● **Work instructions**
Everything in the listing should be restated word for word.

● **Data**

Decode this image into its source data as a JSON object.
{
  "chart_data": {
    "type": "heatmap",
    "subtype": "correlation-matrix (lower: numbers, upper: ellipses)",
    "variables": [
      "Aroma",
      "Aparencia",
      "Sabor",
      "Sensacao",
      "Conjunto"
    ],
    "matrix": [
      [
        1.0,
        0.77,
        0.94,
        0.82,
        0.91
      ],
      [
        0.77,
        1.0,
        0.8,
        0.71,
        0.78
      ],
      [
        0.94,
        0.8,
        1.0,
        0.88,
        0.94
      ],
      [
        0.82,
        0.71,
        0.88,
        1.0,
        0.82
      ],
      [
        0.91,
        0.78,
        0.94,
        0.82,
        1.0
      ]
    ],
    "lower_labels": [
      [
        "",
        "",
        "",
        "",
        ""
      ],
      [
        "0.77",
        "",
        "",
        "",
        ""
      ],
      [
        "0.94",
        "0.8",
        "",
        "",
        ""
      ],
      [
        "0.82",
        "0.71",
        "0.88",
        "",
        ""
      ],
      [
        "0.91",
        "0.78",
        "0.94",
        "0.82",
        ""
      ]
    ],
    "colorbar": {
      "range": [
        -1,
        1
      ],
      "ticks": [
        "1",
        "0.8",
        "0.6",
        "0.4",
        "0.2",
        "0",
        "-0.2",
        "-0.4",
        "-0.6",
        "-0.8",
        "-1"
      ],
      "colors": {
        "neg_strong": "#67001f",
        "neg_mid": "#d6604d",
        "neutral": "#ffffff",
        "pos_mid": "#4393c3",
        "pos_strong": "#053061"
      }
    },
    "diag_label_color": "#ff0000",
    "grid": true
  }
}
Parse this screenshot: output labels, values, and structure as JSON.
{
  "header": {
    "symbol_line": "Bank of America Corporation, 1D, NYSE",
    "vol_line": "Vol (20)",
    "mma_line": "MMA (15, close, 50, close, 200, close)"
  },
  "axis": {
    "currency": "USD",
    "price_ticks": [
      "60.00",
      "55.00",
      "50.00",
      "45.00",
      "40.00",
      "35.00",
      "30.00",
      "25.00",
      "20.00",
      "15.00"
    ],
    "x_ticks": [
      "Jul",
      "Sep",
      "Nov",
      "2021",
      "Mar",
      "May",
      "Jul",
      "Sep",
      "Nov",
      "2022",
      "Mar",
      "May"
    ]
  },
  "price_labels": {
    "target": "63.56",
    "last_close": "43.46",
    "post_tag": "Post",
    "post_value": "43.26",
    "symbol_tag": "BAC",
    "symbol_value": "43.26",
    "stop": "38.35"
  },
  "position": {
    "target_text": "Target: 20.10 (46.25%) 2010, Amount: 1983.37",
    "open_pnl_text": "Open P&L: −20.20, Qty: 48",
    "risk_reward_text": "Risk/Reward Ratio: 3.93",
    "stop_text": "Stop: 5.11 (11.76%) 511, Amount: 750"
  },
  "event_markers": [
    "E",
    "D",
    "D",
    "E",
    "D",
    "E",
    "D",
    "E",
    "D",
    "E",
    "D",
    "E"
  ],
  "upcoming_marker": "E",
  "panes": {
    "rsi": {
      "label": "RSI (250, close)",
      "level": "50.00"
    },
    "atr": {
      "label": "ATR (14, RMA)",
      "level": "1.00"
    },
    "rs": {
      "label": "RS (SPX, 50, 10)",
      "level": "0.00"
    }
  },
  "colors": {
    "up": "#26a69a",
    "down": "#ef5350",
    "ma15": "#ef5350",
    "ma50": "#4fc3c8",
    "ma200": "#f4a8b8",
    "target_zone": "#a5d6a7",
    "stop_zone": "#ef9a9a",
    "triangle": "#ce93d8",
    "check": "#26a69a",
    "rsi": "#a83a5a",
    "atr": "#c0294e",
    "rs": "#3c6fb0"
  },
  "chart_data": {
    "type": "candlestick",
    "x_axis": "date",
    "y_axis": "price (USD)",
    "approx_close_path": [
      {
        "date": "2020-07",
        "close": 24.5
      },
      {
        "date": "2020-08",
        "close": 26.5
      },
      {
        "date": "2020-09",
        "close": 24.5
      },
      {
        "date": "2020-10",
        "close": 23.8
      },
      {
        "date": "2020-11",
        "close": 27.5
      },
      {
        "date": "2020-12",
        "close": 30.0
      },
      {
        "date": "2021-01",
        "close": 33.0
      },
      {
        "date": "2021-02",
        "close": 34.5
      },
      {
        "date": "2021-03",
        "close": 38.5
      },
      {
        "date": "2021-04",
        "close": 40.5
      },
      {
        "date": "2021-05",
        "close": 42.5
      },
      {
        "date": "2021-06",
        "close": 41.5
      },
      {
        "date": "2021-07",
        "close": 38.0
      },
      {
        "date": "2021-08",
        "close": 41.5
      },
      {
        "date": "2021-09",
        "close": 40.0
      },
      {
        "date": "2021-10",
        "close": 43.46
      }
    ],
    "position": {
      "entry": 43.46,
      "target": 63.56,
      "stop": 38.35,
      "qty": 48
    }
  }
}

● **Solution below**
Decode this image into its source data as a JSON object.
{
  "chart_data": {
    "type": "heatmap",
    "subtype": "correlation-matrix (lower: numbers, upper: ellipses)",
    "variables": [
      "Aroma",
      "Aparencia",
      "Sabor",
      "Sensacao",
      "Conjunto"
    ],
    "matrix": [
      [
        1.0,
        0.77,
        0.94,
        0.82,
        0.91
      ],
      [
        0.77,
        1.0,
        0.8,
        0.71,
        0.78
      ],
      [
        0.94,
        0.8,
        1.0,
        0.88,
        0.94
      ],
      [
        0.82,
        0.71,
        0.88,
        1.0,
        0.82
      ],
      [
        0.91,
        0.78,
        0.94,
        0.82,
        1.0
      ]
    ],
    "lower_labels": [
      [
        "",
        "",
        "",
        "",
        ""
      ],
      [
        "0.77",
        "",
        "",
        "",
        ""
      ],
      [
        "0.94",
        "0.8",
        "",
        "",
        ""
      ],
      [
        "0.82",
        "0.71",
        "0.88",
        "",
        ""
      ],
      [
        "0.91",
        "0.78",
        "0.94",
        "0.82",
        ""
      ]
    ],
    "colorbar": {
      "range": [
        -1,
        1
      ],
      "ticks": [
        "1",
        "0.8",
        "0.6",
        "0.4",
        "0.2",
        "0",
        "-0.2",
        "-0.4",
        "-0.6",
        "-0.8",
        "-1"
      ],
      "colors": {
        "neg_strong": "#67001f",
        "neg_mid": "#d6604d",
        "neutral": "#ffffff",
        "pos_mid": "#4393c3",
        "pos_strong": "#053061"
      }
    },
    "diag_label_color": "#ff0000",
    "grid": true
  }
}
Parse this screenshot: output labels, values, and structure as JSON.
{
  "header": {
    "symbol_line": "Bank of America Corporation, 1D, NYSE",
    "vol_line": "Vol (20)",
    "mma_line": "MMA (15, close, 50, close, 200, close)"
  },
  "axis": {
    "currency": "USD",
    "price_ticks": [
      "60.00",
      "55.00",
      "50.00",
      "45.00",
      "40.00",
      "35.00",
      "30.00",
      "25.00",
      "20.00",
      "15.00"
    ],
    "x_ticks": [
      "Jul",
      "Sep",
      "Nov",
      "2021",
      "Mar",
      "May",
      "Jul",
      "Sep",
      "Nov",
      "2022",
      "Mar",
      "May"
    ]
  },
  "price_labels": {
    "target": "63.56",
    "last_close": "43.46",
    "post_tag": "Post",
    "post_value": "43.26",
    "symbol_tag": "BAC",
    "symbol_value": "43.26",
    "stop": "38.35"
  },
  "position": {
    "target_text": "Target: 20.10 (46.25%) 2010, Amount: 1983.37",
    "open_pnl_text": "Open P&L: −20.20, Qty: 48",
    "risk_reward_text": "Risk/Reward Ratio: 3.93",
    "stop_text": "Stop: 5.11 (11.76%) 511, Amount: 750"
  },
  "event_markers": [
    "E",
    "D",
    "D",
    "E",
    "D",
    "E",
    "D",
    "E",
    "D",
    "E",
    "D",
    "E"
  ],
  "upcoming_marker": "E",
  "panes": {
    "rsi": {
      "label": "RSI (250, close)",
      "level": "50.00"
    },
    "atr": {
      "label": "ATR (14, RMA)",
      "level": "1.00"
    },
    "rs": {
      "label": "RS (SPX, 50, 10)",
      "level": "0.00"
    }
  },
  "colors": {
    "up": "#26a69a",
    "down": "#ef5350",
    "ma15": "#ef5350",
    "ma50": "#4fc3c8",
    "ma200": "#f4a8b8",
    "target_zone": "#a5d6a7",
    "stop_zone": "#ef9a9a",
    "triangle": "#ce93d8",
    "check": "#26a69a",
    "rsi": "#a83a5a",
    "atr": "#c0294e",
    "rs": "#3c6fb0"
  },
  "chart_data": {
    "type": "candlestick",
    "x_axis": "date",
    "y_axis": "price (USD)",
    "approx_close_path": [
      {
        "date": "2020-07",
        "close": 24.5
      },
      {
        "date": "2020-08",
        "close": 26.5
      },
      {
        "date": "2020-09",
        "close": 24.5
      },
      {
        "date": "2020-10",
        "close": 23.8
      },
      {
        "date": "2020-11",
        "close": 27.5
      },
      {
        "date": "2020-12",
        "close": 30.0
      },
      {
        "date": "2021-01",
        "close": 33.0
      },
      {
        "date": "2021-02",
        "close": 34.5
      },
      {
        "date": "2021-03",
        "close": 38.5
      },
      {
        "date": "2021-04",
        "close": 40.5
      },
      {
        "date": "2021-05",
        "close": 42.5
      },
      {
        "date": "2021-06",
        "close": 41.5
      },
      {
        "date": "2021-07",
        "close": 38.0
      },
      {
        "date": "2021-08",
        "close": 41.5
      },
      {
        "date": "2021-09",
        "close": 40.0
      },
      {
        "date": "2021-10",
        "close": 43.46
      }
    ],
    "position": {
      "entry": 43.46,
      "target": 63.56,
      "stop": 38.35,
      "qty": 48
    }
  }
}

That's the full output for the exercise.